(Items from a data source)
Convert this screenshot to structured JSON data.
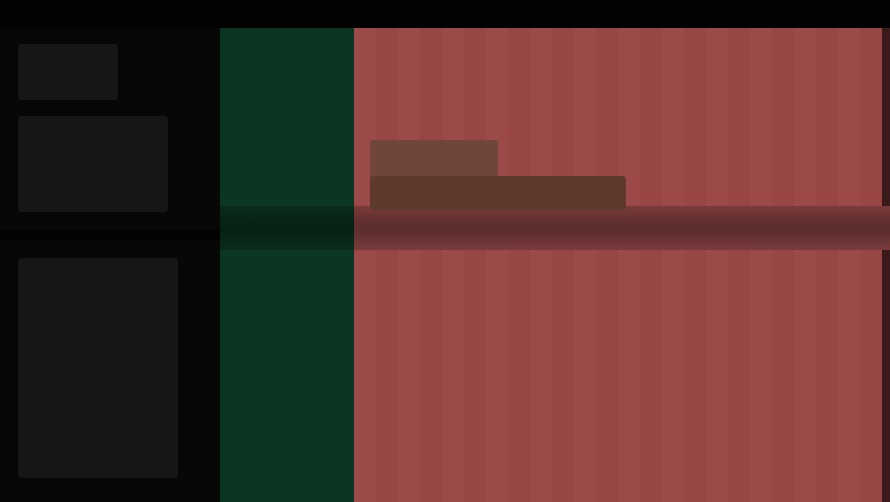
{
  "window": {
    "title": ""
  },
  "colors": {
    "background": "#050505",
    "sidebar": "#070707",
    "track_header_lane": "#0b3623",
    "clip_region": "#9a4646",
    "clip_overlay": "#5e3a2e",
    "divider": "#5e2f2f"
  },
  "icons": {
    "track_handle": "grip-icon"
  },
  "sidebar": {
    "panels": [
      {
        "label": ""
      },
      {
        "label": ""
      },
      {
        "label": ""
      }
    ]
  }
}
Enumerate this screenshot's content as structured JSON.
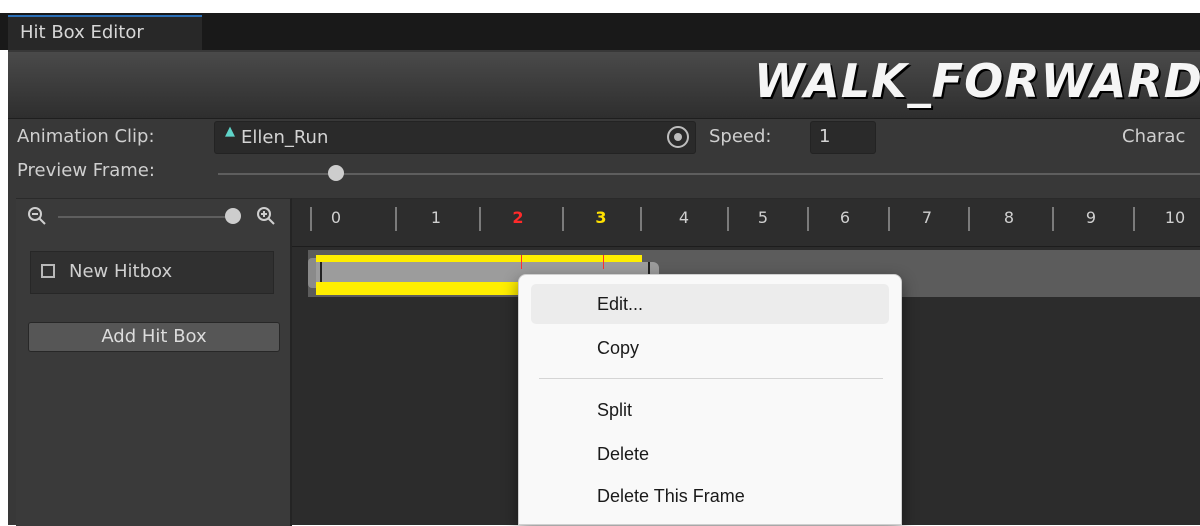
{
  "window": {
    "tab_title": "Hit Box Editor"
  },
  "banner": {
    "title": "WALK_FORWARD_MAF"
  },
  "fields": {
    "animation_clip_label": "Animation Clip:",
    "animation_clip_value": "Ellen_Run",
    "speed_label": "Speed:",
    "speed_value": "1",
    "character_label": "Charac",
    "preview_frame_label": "Preview Frame:"
  },
  "hitboxes": {
    "items": [
      {
        "label": "New Hitbox",
        "checked": false
      }
    ],
    "add_button": "Add Hit Box"
  },
  "timeline": {
    "frames": [
      "0",
      "1",
      "2",
      "3",
      "4",
      "5",
      "6",
      "7",
      "8",
      "9",
      "10"
    ],
    "active_red_frame": "2",
    "active_yellow_frame": "3"
  },
  "context_menu": {
    "items": [
      "Edit...",
      "Copy",
      "Split",
      "Delete",
      "Delete This Frame"
    ],
    "highlighted": "Edit..."
  },
  "colors": {
    "hitbox_bar": "#ffee00",
    "accent_red": "#ff2a2a",
    "accent_yellow": "#ffe100"
  }
}
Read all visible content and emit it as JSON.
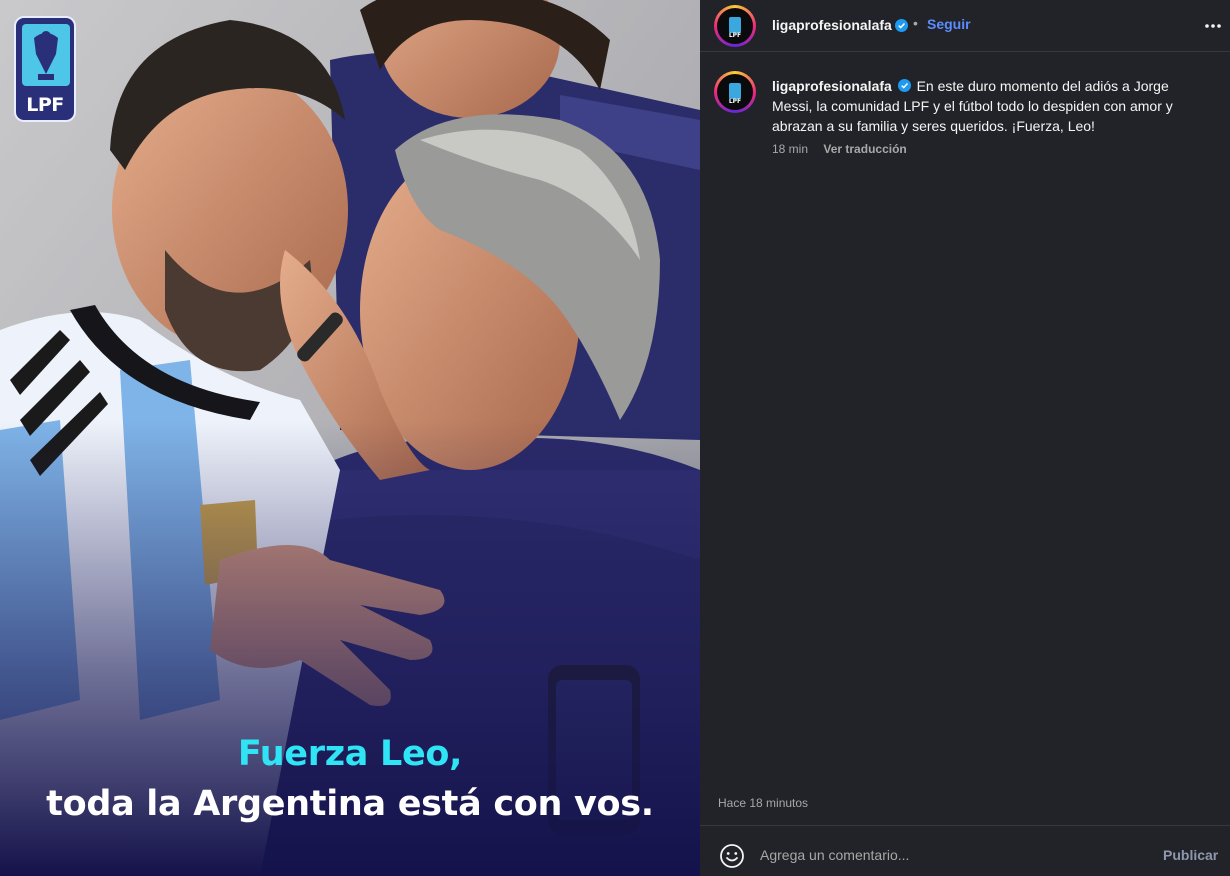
{
  "post": {
    "logo_text": "LPF",
    "caption_line1": "Fuerza Leo,",
    "caption_line2": "toda la Argentina está con vos."
  },
  "header": {
    "username": "ligaprofesionalafa",
    "separator": "•",
    "follow_label": "Seguir",
    "more_icon": "more-horizontal-icon"
  },
  "comment": {
    "username": "ligaprofesionalafa",
    "text": "En este duro momento del adiós a Jorge Messi, la comunidad LPF y el fútbol todo lo despiden con amor y abrazan a su familia y seres queridos. ¡Fuerza, Leo!",
    "time": "18 min",
    "translate_label": "Ver traducción"
  },
  "footer": {
    "time_ago": "Hace 18 minutos",
    "input_placeholder": "Agrega un comentario...",
    "publish_label": "Publicar",
    "emoji_icon": "emoji-smile-icon"
  },
  "colors": {
    "background": "#212328",
    "accent_blue": "#5b8cff",
    "caption_cyan": "#2fe4f4",
    "verified_blue": "#1d9bf0"
  }
}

PROBLEM DESCRIPTION:
Output every entry word for word, but omit the pictures.

RESULT FOR THIS EXERCISE:
Convert this screenshot to structured JSON data.
{
  "window": {
    "title": ""
  },
  "colors": {
    "background": "#050505",
    "sidebar": "#070707",
    "track_header_lane": "#0b3623",
    "clip_region": "#9a4646",
    "clip_overlay": "#5e3a2e",
    "divider": "#5e2f2f"
  },
  "icons": {
    "track_handle": "grip-icon"
  },
  "sidebar": {
    "panels": [
      {
        "label": ""
      },
      {
        "label": ""
      },
      {
        "label": ""
      }
    ]
  }
}
Enumerate this screenshot's content as structured JSON.
{
  "window": {
    "tab_title": "Hit Box Editor"
  },
  "banner": {
    "title": "WALK_FORWARD_MAF"
  },
  "fields": {
    "animation_clip_label": "Animation Clip:",
    "animation_clip_value": "Ellen_Run",
    "speed_label": "Speed:",
    "speed_value": "1",
    "character_label": "Charac",
    "preview_frame_label": "Preview Frame:"
  },
  "hitboxes": {
    "items": [
      {
        "label": "New Hitbox",
        "checked": false
      }
    ],
    "add_button": "Add Hit Box"
  },
  "timeline": {
    "frames": [
      "0",
      "1",
      "2",
      "3",
      "4",
      "5",
      "6",
      "7",
      "8",
      "9",
      "10"
    ],
    "active_red_frame": "2",
    "active_yellow_frame": "3"
  },
  "context_menu": {
    "items": [
      "Edit...",
      "Copy",
      "Split",
      "Delete",
      "Delete This Frame"
    ],
    "highlighted": "Edit..."
  },
  "colors": {
    "hitbox_bar": "#ffee00",
    "accent_red": "#ff2a2a",
    "accent_yellow": "#ffe100"
  }
}
Read all visible content and emit it as JSON.
{
  "post": {
    "logo_text": "LPF",
    "caption_line1": "Fuerza Leo,",
    "caption_line2": "toda la Argentina está con vos."
  },
  "header": {
    "username": "ligaprofesionalafa",
    "separator": "•",
    "follow_label": "Seguir",
    "more_icon": "more-horizontal-icon"
  },
  "comment": {
    "username": "ligaprofesionalafa",
    "text": "En este duro momento del adiós a Jorge Messi, la comunidad LPF y el fútbol todo lo despiden con amor y abrazan a su familia y seres queridos. ¡Fuerza, Leo!",
    "time": "18 min",
    "translate_label": "Ver traducción"
  },
  "footer": {
    "time_ago": "Hace 18 minutos",
    "input_placeholder": "Agrega un comentario...",
    "publish_label": "Publicar",
    "emoji_icon": "emoji-smile-icon"
  },
  "colors": {
    "background": "#212328",
    "accent_blue": "#5b8cff",
    "caption_cyan": "#2fe4f4",
    "verified_blue": "#1d9bf0"
  }
}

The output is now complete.